§ MATERIALS PROVIDED:
-=-=-
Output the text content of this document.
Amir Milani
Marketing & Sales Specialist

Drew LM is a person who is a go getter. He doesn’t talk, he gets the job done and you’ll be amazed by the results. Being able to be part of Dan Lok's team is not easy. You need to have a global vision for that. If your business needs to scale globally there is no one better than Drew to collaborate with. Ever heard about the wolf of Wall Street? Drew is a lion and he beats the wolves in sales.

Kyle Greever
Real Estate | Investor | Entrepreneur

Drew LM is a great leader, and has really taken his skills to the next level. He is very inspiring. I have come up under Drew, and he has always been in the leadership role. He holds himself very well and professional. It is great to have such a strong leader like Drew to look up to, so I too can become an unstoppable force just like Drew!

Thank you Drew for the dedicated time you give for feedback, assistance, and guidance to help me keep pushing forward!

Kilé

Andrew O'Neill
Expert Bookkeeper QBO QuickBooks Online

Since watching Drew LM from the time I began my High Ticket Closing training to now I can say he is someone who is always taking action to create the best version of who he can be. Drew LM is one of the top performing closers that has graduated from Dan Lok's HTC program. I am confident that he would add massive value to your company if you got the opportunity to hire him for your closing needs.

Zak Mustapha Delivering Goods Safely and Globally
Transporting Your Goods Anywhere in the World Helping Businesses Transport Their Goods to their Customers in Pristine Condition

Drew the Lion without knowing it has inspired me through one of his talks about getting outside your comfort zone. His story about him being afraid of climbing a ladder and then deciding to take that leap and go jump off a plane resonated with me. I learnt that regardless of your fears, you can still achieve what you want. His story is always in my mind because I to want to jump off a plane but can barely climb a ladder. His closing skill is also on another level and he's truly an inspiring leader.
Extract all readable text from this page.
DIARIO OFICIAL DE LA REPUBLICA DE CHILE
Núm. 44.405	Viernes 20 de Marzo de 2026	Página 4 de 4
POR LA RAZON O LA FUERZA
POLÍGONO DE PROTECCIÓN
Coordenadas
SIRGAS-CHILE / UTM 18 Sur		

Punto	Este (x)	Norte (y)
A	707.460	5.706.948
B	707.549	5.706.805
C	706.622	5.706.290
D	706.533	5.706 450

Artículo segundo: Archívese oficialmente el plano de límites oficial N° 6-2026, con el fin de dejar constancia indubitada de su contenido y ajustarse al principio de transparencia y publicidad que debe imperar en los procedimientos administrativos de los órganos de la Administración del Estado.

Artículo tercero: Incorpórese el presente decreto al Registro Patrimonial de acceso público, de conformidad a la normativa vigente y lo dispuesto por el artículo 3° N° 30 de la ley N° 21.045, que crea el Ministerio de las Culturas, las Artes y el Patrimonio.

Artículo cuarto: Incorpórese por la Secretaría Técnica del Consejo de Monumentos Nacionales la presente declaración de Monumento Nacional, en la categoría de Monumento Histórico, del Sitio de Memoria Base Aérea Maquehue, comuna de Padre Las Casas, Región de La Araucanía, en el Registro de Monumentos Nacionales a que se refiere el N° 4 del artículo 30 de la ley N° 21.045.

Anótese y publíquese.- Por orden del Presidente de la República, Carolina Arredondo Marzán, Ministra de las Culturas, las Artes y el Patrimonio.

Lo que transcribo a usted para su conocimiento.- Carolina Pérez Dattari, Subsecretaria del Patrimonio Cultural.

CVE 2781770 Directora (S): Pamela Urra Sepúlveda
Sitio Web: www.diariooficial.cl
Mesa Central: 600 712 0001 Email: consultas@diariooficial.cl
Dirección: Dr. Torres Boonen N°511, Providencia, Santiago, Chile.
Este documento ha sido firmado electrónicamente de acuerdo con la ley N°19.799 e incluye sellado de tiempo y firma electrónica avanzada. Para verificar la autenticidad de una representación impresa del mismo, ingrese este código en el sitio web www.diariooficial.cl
-=-=-
§ YOUR GOAL: List each line holding the string "this".

§ EXERCISE RESULT:
Output the text content of this document.
Extract all readable text from this page.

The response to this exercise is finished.